====== Estratto del documento ======

Giornalista, esperta di salute e benessere

Milanese di nascita, ligure di adozione, ha vissuto negli USA. Scrive di salute, benessere e scienza. Nel tempo libero ama correre, nuotare, leggere e viaggiare

Pubblicato: 8 Ottobre 2025 12:59

Il tè matcha diventa sempre più popolare, anche in Italia. A dirlo sono i dati della sua diffusione e il numero di locali che ormai propongono nei propri menù anche la tradizionale bevanda giapponese ottenuta con la singolare polvere verde. Oltre alle proprietà disintossicanti e antiossidanti, però, il tè matcha conquista anche per i rituali che spesso ne accompagnano la degustazione.

Cos’è il tè matcha

Il tè matcha è infatti un tè verde in polvere, realizzato solo con foglie di qualità pregiata, chiamate tencha, che crescono all’ombra. Questo permette di aumentare la quantità di clorofilla (responsabile anche della sua colorazione verde intensa) e il quantitativo di amminoacidi, che rendono così unico il sapore del té verde matcha (il cosiddetto umami) Nonostante l’origine sia ricondotta all’antica Cina, quando sarebbe stato introdotto come bevanda nel nono secolo, è stato soltanto con l’impiego da parte dei monaci buddisti giapponesi che se ne sono scoperte le proprietà benefiche e la coltivazione è cresciuta, diffondendosi. Nel corso dei secoli, poi, la lavorazione si è affinata fino ad arrivare ad oggi, quando il tè matcha è diventato ricercato anche nel mondo occidentale, negli USA e in Europa, Italia compresa.

Dalla raccolta alla lavorazione, al consumo: un rituale unico

A rendere unico il tè matha è il rituale che lo accompagna dalle fasi di coltivazione e raccolta, fino al suo consumo sulle tavole (ormai) di mezzo mondo. Le foglie pregiate devono essere selezionate rigorosamente a mano, per poi essere trattate al vapore in modo da scongiurare l’ossidazione e, al tempo stesso, preservarne le proprietà e l’aroma. La macina, invece, è previsto che avvenga utilizzando pietre di granito fino alla riduzione in una polvere finissima e dal colore verde intenso, che poi caratterizza anche la bevanda finale. Il tutto attraverso un procedimento molto lento, che può richiedere fino a oltre un’ora per ottenere appena 30 grammi di polvere. Questo rende il prodotto estremamente pregiato.

Come si gusta il tè matcha

Una volta ottenuta la polvere, questa viene infusa al pari di un tè “normale”, ma con la differenza che la bevanda ottenuta viene anche montata con il chasen, il tradizionale frustino giapponese in bambù, in modo da creare un sottile strato di cremoso e vellutato in superficie. Questa procedura esalta l’aroma del tè matcha, aumentandone il fascino e contribuendo al successo attuale della bevanda ben oltre i confini del Giappone. Non a caso si stanno moltiplicando i locali di degustazione.

======

**Istruzione scritta 1:** In base al testo sul tè matcha, le frasi che seguono sono vere? Per ciascuna rispondi sì o no e cita alla lettera le parole del testo che lo stabiliscono. (a) Le foglie usate per il tè matcha crescono all'ombra. (b) La macina delle foglie si fa con pietre di marmo. (c) Per ottenere 30 grammi di polvere basta un quarto d'ora.
**Istruzione scritta 2:** Riporta tali e quali le righe dei dati qui sotto, dalla riga che contiene "Annotate this image: element" fino a quella che contiene "high-value: 3,350 bbox=[364, 50, 402, 64]", entrambe comprese. Lascia fuori le immagini.

====== Dati mostrati ======

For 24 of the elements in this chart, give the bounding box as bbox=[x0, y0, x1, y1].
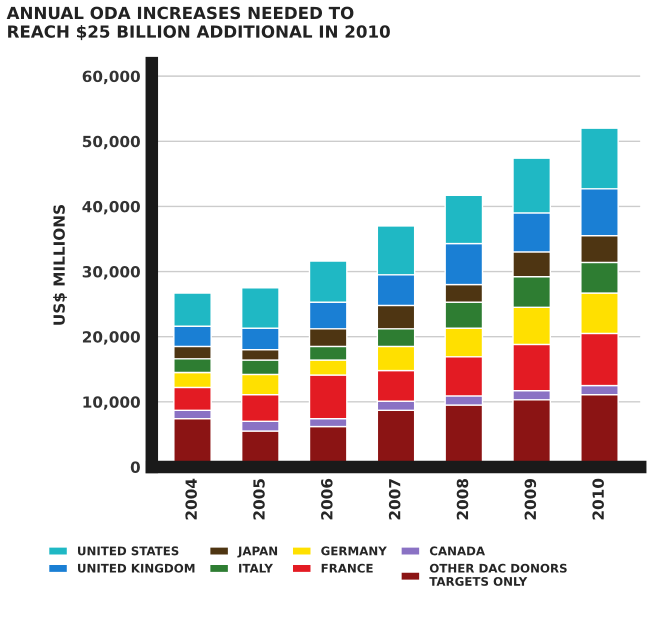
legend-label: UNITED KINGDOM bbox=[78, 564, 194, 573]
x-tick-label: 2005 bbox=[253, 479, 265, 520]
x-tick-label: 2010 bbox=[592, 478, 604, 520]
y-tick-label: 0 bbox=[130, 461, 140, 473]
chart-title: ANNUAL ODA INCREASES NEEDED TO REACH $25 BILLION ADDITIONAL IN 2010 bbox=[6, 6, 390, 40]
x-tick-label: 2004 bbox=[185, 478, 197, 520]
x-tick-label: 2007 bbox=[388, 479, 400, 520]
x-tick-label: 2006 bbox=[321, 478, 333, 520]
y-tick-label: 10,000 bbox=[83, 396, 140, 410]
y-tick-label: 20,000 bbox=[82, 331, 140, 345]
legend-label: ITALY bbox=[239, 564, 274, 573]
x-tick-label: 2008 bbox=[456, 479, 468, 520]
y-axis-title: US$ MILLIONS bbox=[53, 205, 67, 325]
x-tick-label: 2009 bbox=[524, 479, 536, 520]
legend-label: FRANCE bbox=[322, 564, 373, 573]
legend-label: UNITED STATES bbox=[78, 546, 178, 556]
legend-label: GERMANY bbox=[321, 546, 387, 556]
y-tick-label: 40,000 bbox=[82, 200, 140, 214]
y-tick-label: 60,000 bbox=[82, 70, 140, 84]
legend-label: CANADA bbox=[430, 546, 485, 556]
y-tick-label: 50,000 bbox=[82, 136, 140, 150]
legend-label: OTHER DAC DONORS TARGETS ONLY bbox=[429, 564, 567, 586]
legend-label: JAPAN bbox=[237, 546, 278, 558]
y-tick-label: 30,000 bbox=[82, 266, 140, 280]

======
====== Dati mostrati ======

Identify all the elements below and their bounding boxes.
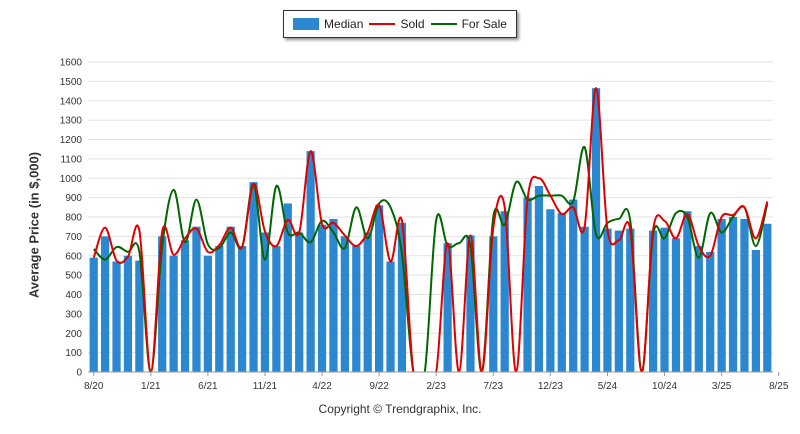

======
====== Dati mostrati ======

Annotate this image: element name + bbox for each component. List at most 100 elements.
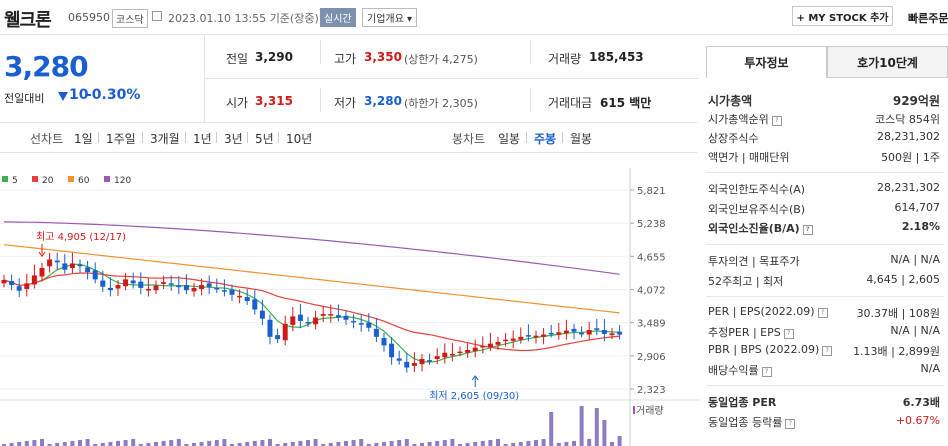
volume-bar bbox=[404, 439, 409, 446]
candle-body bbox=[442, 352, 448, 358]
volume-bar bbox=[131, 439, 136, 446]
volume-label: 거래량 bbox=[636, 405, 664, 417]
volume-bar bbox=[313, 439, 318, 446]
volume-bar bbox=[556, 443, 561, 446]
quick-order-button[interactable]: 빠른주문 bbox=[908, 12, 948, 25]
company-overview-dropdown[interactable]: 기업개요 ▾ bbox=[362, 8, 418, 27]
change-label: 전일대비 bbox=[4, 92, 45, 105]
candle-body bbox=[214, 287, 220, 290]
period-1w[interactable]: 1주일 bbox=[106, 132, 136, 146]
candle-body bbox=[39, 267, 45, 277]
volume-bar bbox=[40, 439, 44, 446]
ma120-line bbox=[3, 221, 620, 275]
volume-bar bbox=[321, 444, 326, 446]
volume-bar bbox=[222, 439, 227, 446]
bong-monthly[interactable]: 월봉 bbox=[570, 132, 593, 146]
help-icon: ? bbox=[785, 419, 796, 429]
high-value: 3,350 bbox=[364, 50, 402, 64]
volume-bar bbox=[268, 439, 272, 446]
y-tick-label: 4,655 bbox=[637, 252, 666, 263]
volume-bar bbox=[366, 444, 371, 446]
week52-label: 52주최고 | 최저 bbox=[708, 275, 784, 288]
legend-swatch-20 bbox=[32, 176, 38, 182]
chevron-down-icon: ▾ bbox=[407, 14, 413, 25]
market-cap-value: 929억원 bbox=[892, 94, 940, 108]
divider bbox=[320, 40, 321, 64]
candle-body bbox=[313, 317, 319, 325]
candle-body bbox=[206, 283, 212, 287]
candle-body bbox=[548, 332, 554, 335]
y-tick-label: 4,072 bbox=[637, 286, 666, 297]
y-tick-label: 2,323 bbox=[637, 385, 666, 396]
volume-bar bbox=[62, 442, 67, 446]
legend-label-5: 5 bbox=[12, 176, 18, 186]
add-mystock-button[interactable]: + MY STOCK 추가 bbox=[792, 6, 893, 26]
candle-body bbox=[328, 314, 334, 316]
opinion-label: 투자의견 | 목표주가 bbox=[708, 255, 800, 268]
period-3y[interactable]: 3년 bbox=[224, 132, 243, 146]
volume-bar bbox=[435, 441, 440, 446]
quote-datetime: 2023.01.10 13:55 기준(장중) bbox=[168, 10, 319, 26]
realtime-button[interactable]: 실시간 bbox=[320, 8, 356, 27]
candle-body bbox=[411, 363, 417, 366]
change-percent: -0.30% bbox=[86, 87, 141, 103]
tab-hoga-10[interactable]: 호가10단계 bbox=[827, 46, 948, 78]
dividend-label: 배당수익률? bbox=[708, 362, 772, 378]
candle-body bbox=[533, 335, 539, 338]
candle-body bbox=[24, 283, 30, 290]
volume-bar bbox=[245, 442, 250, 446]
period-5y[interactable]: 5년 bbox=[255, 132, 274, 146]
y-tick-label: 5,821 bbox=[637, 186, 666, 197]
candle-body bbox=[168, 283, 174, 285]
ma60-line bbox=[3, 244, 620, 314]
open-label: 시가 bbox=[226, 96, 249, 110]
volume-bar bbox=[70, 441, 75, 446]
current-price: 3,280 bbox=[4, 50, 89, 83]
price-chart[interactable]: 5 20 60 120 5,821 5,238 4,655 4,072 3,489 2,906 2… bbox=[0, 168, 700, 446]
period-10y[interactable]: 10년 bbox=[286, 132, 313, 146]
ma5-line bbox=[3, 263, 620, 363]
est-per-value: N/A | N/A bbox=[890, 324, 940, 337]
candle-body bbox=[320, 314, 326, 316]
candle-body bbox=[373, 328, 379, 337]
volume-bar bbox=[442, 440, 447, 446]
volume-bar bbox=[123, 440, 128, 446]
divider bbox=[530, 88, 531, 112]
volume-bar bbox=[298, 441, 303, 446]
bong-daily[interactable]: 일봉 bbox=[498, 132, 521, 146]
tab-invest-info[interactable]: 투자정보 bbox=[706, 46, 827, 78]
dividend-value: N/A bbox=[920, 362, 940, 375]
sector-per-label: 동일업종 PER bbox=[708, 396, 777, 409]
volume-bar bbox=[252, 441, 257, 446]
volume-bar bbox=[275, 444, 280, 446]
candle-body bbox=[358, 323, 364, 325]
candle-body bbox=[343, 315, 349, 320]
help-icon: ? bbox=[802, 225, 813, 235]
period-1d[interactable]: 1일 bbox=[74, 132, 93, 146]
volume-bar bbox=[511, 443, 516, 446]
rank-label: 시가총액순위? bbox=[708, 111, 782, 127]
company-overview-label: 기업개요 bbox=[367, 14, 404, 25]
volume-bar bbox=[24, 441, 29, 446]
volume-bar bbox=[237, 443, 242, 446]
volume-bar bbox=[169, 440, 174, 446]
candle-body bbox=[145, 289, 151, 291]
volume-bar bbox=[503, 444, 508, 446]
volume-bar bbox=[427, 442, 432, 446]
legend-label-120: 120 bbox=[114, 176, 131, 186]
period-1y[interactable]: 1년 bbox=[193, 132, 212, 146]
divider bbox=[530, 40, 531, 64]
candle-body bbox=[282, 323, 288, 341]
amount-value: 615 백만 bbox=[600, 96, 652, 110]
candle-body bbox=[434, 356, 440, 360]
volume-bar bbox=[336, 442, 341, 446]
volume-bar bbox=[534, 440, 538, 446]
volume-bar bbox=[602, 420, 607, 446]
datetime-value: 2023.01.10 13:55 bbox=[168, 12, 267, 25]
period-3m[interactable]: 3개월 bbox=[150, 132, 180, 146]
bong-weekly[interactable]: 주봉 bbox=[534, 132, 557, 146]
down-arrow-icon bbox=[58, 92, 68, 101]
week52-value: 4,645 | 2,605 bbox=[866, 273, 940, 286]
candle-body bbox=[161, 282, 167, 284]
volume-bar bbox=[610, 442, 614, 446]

======

**Risposta completa 1:**
(a) Sì: «foglie di qualità pregiata, chiamate tencha, che crescono all’ombra».
(b) No: «La macina, invece, è previsto che avvenga utilizzando pietre di granito».
(c) No: «può richiedere fino a oltre un’ora per ottenere appena 30 grammi di polvere».

**Risposta completa 2:**
Annotate this image: element name + bbox for each component. List at most 100 elements.
volume-bar bbox=[404, 439, 409, 446]
candle-body bbox=[442, 352, 448, 358]
volume-bar bbox=[131, 439, 136, 446]
volume-label: 거래량 bbox=[636, 405, 664, 417]
volume-bar bbox=[313, 439, 318, 446]
volume-bar bbox=[556, 443, 561, 446]
quick-order-button[interactable]: 빠른주문 bbox=[908, 12, 948, 25]
company-overview-dropdown[interactable]: 기업개요 ▾ bbox=[362, 8, 418, 27]
change-label: 전일대비 bbox=[4, 92, 45, 105]
candle-body bbox=[214, 287, 220, 290]
period-1w[interactable]: 1주일 bbox=[106, 132, 136, 146]
candle-body bbox=[39, 267, 45, 277]
volume-bar bbox=[40, 439, 44, 446]
ma120-line bbox=[3, 221, 620, 275]
volume-bar bbox=[321, 444, 326, 446]
volume-bar bbox=[222, 439, 227, 446]
bong-monthly[interactable]: 월봉 bbox=[570, 132, 593, 146]
help-icon: ? bbox=[785, 419, 796, 429]
high-value: 3,350 bbox=[364, 50, 402, 64]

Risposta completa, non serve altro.